### What you have to do
Everything from the line that contains "Transcribe the text in this document." through the final line of the records below should be quoted exactly, except the pictures.

### Exercise data
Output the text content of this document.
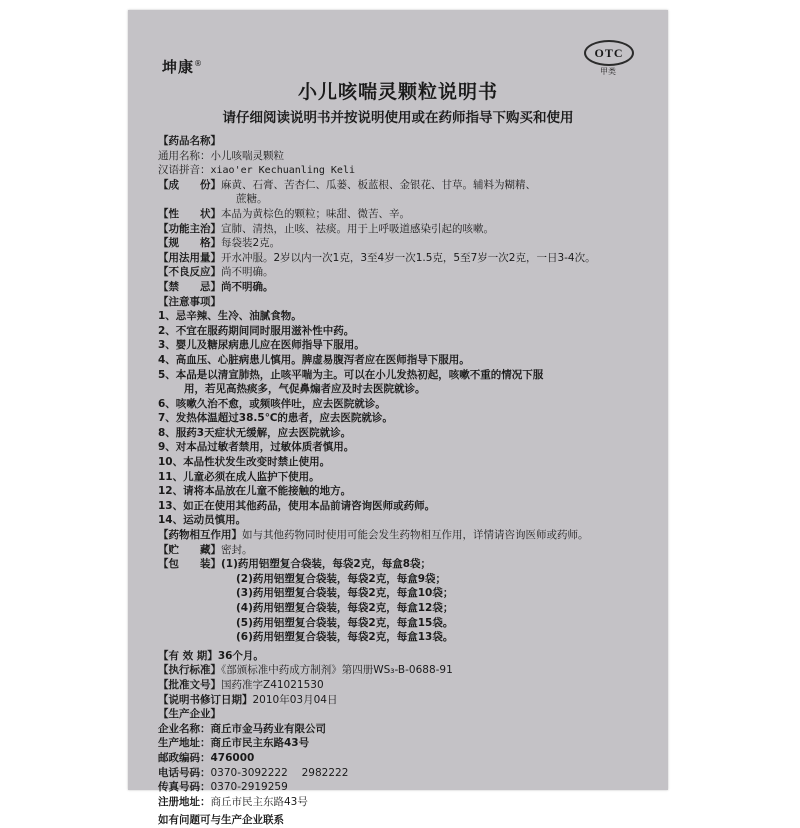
坤康®
OTC
甲类
小儿咳喘灵颗粒说明书
请仔细阅读说明书并按说明使用或在药师指导下购买和使用
【药品名称】
通用名称：小儿咳喘灵颗粒
汉语拼音：xiao'er Kechuanling Keli
【成　　份】麻黄、石膏、苦杏仁、瓜蒌、板蓝根、金银花、甘草。辅料为糊精、
蔗糖。
【性　　状】本品为黄棕色的颗粒；味甜、微苦、辛。
【功能主治】宣肺、清热，止咳、祛痰。用于上呼吸道感染引起的咳嗽。
【规　　格】每袋装2克。
【用法用量】开水冲服。2岁以内一次1克，3至4岁一次1.5克，5至7岁一次2克，一日3-4次。
【不良反应】尚不明确。
【禁　　忌】尚不明确。
【注意事项】
1、忌辛辣、生冷、油腻食物。
2、不宜在服药期间同时服用滋补性中药。
3、婴儿及糖尿病患儿应在医师指导下服用。
4、高血压、心脏病患儿慎用。脾虚易腹泻者应在医师指导下服用。
5、本品是以清宣肺热，止咳平喘为主。可以在小儿发热初起，咳嗽不重的情况下服
用，若见高热痰多，气促鼻煽者应及时去医院就诊。
6、咳嗽久治不愈，或频咳伴吐，应去医院就诊。
7、发热体温超过38.5℃的患者，应去医院就诊。
8、服药3天症状无缓解，应去医院就诊。
9、对本品过敏者禁用，过敏体质者慎用。
10、本品性状发生改变时禁止使用。
11、儿童必须在成人监护下使用。
12、请将本品放在儿童不能接触的地方。
13、如正在使用其他药品，使用本品前请咨询医师或药师。
14、运动员慎用。
【药物相互作用】如与其他药物同时使用可能会发生药物相互作用，详情请咨询医师或药师。
【贮　　藏】密封。
【包　　装】(1)药用铝塑复合袋装，每袋2克，每盒8袋；
(2)药用铝塑复合袋装，每袋2克，每盒9袋；
(3)药用铝塑复合袋装，每袋2克，每盒10袋；
(4)药用铝塑复合袋装，每袋2克，每盒12袋；
(5)药用铝塑复合袋装，每袋2克，每盒15袋。
(6)药用铝塑复合袋装，每袋2克，每盒13袋。
【有 效 期】36个月。
【执行标准】《部颁标准中药成方制剂》第四册WS₃-B-0688-91
【批准文号】国药准字Z41021530
【说明书修订日期】2010年03月04日
【生产企业】
企业名称：商丘市金马药业有限公司
生产地址：商丘市民主东路43号
邮政编码：476000
电话号码：0370-3092222　 2982222
传真号码：0370-2919259
注册地址：商丘市民主东路43号
如有问题可与生产企业联系
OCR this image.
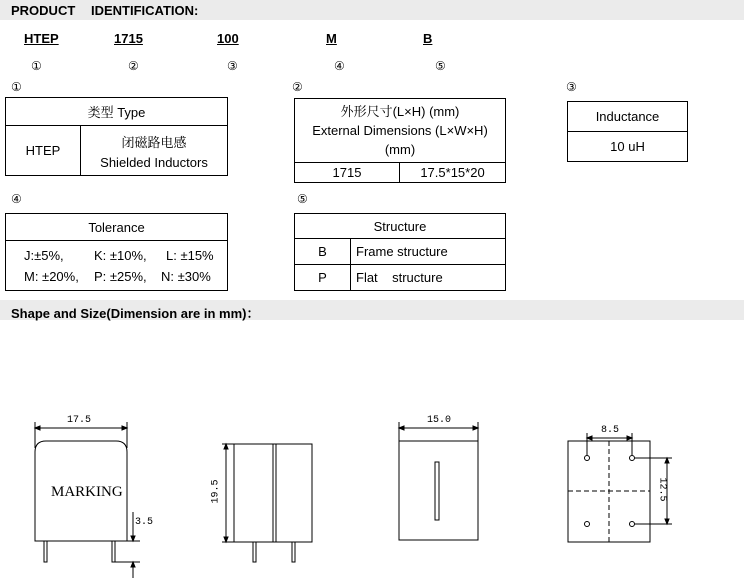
PRODUCT IDENTIFICATION:
HTEP	1715	100	M	B
①	②	③	④	⑤
①
类型 Type
HTEP	闭磁路电感
Shielded Inductors
②
外形尺寸(L×H) (mm)
External Dimensions (L×W×H)
(mm)

1715	17.5*15*20
③
Inductance
10 uH
④
Tolerance

J:±5%, K: ±10%, L: ±15%
M: ±20%, P: ±25%, N: ±30%
⑤
Structure	
B	Frame structure
P	Flat    structure
Shape and Size(Dimension are in mm)：
17.5
MARKING
3.5
19.5
15.0
8.5
12.5
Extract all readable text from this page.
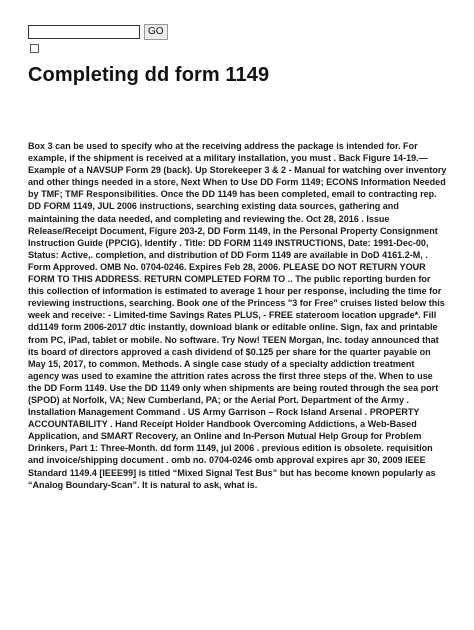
GO
Completing dd form 1149

Box 3 can be used to specify who at the receiving address the package is intended for. For example, if the shipment is received at a military installation, you must . Back Figure 14-19.—Example of a NAVSUP Form 29 (back). Up Storekeeper 3 & 2 - Manual for watching over inventory and other things needed in a store, Next When to Use DD Form 1149; ECONS Information Needed by TMF; TMF Responsibilities. Once the DD 1149 has been completed, email to contracting rep. DD FORM 1149, JUL 2006 instructions, searching existing data sources, gathering and maintaining the data needed, and completing and reviewing the. Oct 28, 2016 . Issue Release/Receipt Document, Figure 203-2, DD Form 1149, in the Personal Property Consignment Instruction Guide (PPCIG). Identify . Title: DD FORM 1149 INSTRUCTIONS, Date: 1991-Dec-00, Status: Active,. completion, and distribution of DD Form 1149 are available in DoD 4161.2-M, . Form Approved. OMB No. 0704-0246. Expires Feb 28, 2006. PLEASE DO NOT RETURN YOUR FORM TO THIS ADDRESS. RETURN COMPLETED FORM TO .. The public reporting burden for this collection of information is estimated to average 1 hour per response, including the time for reviewing instructions, searching. Book one of the Princess "3 for Free" cruises listed below this week and receive: - Limited-time Savings Rates PLUS, - FREE stateroom location upgrade*. Fill dd1149 form 2006-2017 dtic instantly, download blank or editable online. Sign, fax and printable from PC, iPad, tablet or mobile. No software. Try Now! TEEN Morgan, Inc. today announced that its board of directors approved a cash dividend of $0.125 per share for the quarter payable on May 15, 2017, to common. Methods. A single case study of a specialty addiction treatment agency was used to examine the attrition rates across the first three steps of the. When to use the DD Form 1149. Use the DD 1149 only when shipments are being routed through the sea port (SPOD) at Norfolk, VA; New Cumberland, PA; or the Aerial Port. Department of the Army . Installation Management Command . US Army Garrison – Rock Island Arsenal . PROPERTY ACCOUNTABILITY . Hand Receipt Holder Handbook Overcoming Addictions, a Web-Based Application, and SMART Recovery, an Online and In-Person Mutual Help Group for Problem Drinkers, Part 1: Three-Month. dd form 1149, jul 2006 . previous edition is obsolete. requisition and invoice/shipping document . omb no. 0704-0246 omb approval expires apr 30, 2009 IEEE Standard 1149.4 [IEEE99] is titled “Mixed Signal Test Bus” but has become known popularly as “Analog Boundary-Scan”. It is natural to ask, what is.
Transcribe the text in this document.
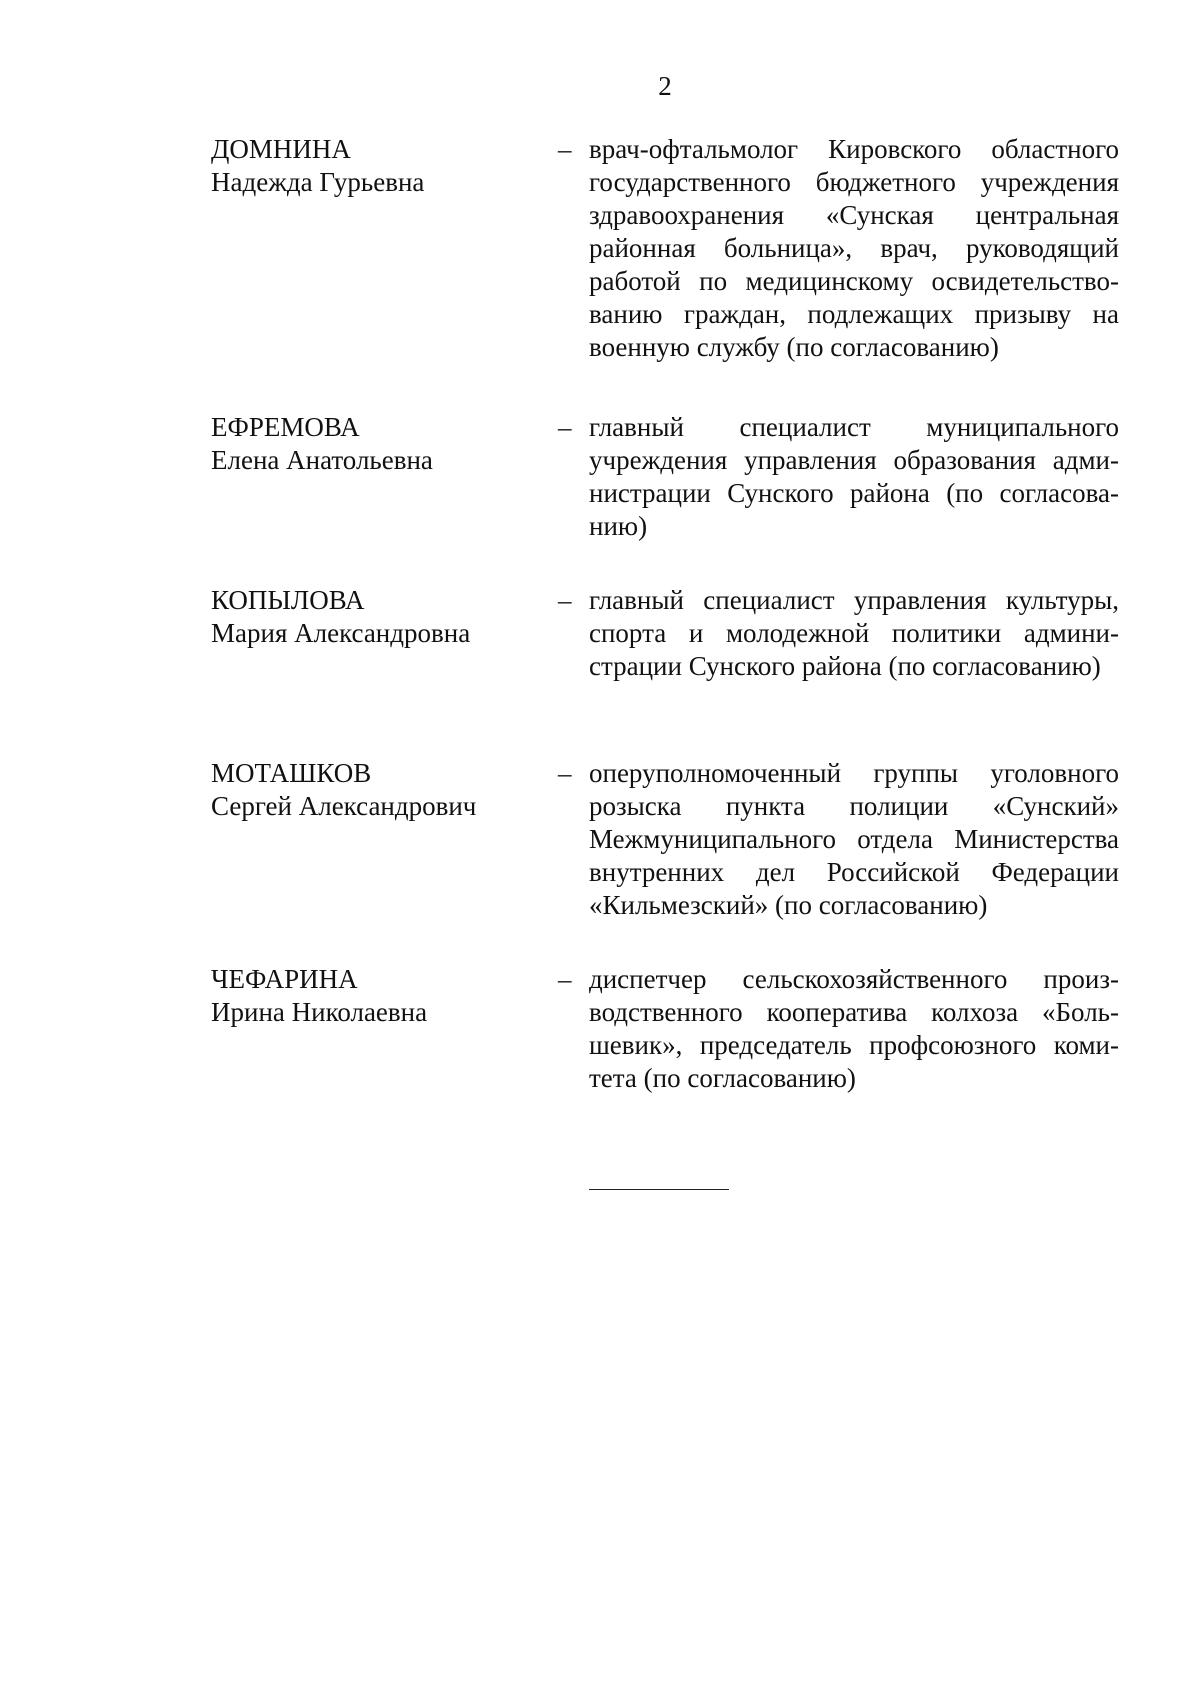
2
ДОМНИНА
Надежда Гурьевна
– врач-офтальмолог Кировского областного государственного бюджетного учреждения здравоохранения «Сунская центральная районная больница», врач, руководящий работой по медицинскому освидетельствованию граждан, подлежащих призыву на военную службу (по согласованию)
ЕФРЕМОВА
Елена Анатольевна
– главный специалист муниципального учреждения управления образования администрации Сунского района (по согласованию)
КОПЫЛОВА
Мария Александровна
– главный специалист управления культуры, спорта и молодежной политики администрации Сунского района (по согласованию)
МОТАШКОВ
Сергей Александрович
– оперуполномоченный группы уголовного розыска пункта полиции «Сунский» Межмуниципального отдела Министерства внутренних дел Российской Федерации «Кильмезский» (по согласованию)
ЧЕФАРИНА
Ирина Николаевна
– диспетчер сельскохозяйственного производственного кооператива колхоза «Большевик», председатель профсоюзного комитета (по согласованию)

### Finished answer
Transcribe the text in this document.
2
ДОМНИНА
Надежда Гурьевна
– врач-офтальмолог Кировского областного государственного бюджетного учреждения здравоохранения «Сунская центральная районная больница», врач, руководящий работой по медицинскому освидетельствованию граждан, подлежащих призыву на военную службу (по согласованию)
ЕФРЕМОВА
Елена Анатольевна
– главный специалист муниципального учреждения управления образования администрации Сунского района (по согласованию)
КОПЫЛОВА
Мария Александровна
– главный специалист управления культуры, спорта и молодежной политики администрации Сунского района (по согласованию)
МОТАШКОВ
Сергей Александрович
– оперуполномоченный группы уголовного розыска пункта полиции «Сунский» Межмуниципального отдела Министерства внутренних дел Российской Федерации «Кильмезский» (по согласованию)
ЧЕФАРИНА
Ирина Николаевна
– диспетчер сельскохозяйственного производственного кооператива колхоза «Большевик», председатель профсоюзного комитета (по согласованию)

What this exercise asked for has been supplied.